Written exercise: Review the listing and copy each line that holds the word "this".

Recorded data:
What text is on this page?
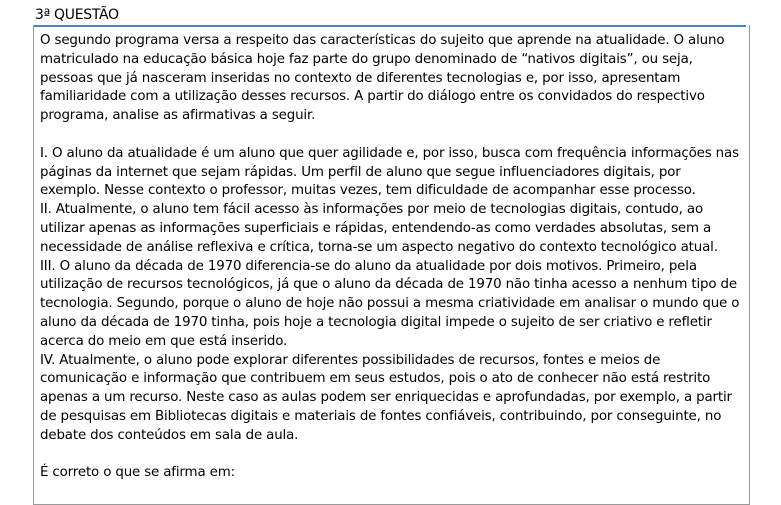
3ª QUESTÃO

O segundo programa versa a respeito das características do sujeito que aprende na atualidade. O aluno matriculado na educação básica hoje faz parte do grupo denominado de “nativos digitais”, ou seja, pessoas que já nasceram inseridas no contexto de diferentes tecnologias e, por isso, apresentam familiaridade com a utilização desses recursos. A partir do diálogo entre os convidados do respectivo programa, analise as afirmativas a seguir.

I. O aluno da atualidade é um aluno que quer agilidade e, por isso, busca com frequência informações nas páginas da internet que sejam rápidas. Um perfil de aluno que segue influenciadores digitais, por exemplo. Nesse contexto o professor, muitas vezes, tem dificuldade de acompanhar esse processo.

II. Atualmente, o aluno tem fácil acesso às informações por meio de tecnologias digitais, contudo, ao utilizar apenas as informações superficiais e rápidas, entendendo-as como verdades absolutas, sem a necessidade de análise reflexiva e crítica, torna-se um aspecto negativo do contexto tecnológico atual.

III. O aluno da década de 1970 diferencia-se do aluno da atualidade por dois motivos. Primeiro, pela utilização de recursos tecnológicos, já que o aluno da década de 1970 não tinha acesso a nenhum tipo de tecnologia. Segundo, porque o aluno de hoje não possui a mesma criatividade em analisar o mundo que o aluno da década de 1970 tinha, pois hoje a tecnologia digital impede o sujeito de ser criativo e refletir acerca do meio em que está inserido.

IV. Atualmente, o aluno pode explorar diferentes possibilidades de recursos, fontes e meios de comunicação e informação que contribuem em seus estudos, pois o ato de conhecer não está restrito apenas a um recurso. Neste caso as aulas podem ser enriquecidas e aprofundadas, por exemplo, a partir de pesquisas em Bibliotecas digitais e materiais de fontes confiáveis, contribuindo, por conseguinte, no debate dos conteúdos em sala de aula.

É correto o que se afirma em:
* * *
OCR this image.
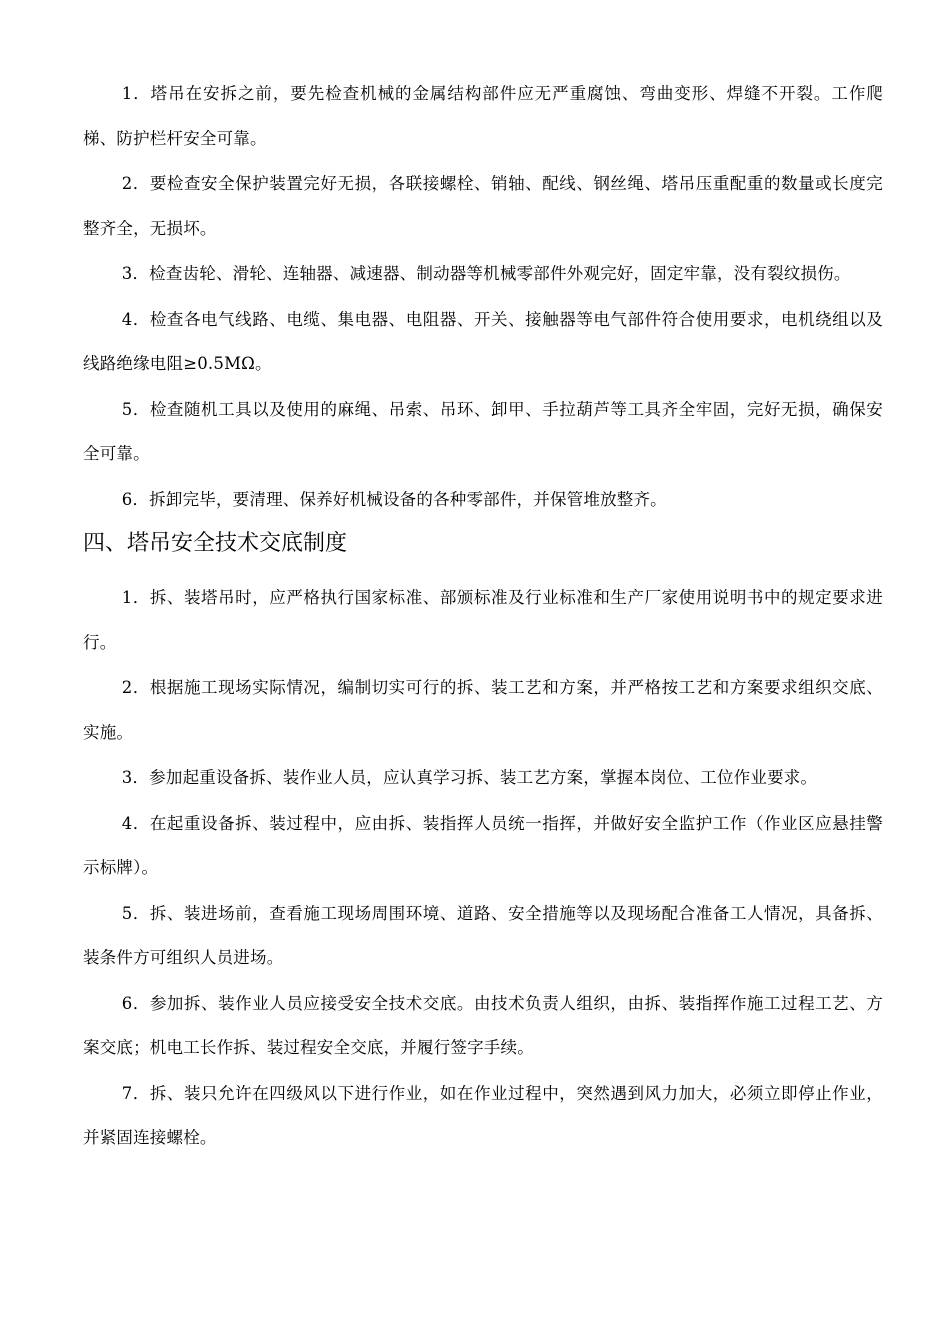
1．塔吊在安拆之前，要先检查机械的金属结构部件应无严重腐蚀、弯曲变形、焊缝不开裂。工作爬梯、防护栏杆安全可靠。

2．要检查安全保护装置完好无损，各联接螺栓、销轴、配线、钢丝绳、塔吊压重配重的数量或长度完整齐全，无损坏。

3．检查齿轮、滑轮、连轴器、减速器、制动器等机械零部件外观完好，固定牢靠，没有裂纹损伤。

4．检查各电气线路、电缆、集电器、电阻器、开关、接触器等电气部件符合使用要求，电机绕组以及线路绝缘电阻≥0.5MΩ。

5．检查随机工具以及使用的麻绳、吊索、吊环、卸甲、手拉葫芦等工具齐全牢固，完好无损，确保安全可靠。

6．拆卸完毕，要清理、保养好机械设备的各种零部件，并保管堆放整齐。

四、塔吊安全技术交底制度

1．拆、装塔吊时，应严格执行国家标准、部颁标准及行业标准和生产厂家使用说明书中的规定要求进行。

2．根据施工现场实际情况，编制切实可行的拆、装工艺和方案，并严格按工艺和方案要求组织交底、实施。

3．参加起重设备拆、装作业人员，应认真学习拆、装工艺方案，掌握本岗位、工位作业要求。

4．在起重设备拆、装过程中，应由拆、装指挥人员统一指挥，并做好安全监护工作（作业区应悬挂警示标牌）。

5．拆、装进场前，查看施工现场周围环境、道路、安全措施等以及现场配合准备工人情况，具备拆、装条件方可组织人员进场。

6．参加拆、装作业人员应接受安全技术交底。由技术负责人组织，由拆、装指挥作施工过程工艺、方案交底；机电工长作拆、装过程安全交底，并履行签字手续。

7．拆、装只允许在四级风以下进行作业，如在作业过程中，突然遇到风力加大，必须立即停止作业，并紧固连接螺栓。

Final result:
What text is on this page?
OCR this image.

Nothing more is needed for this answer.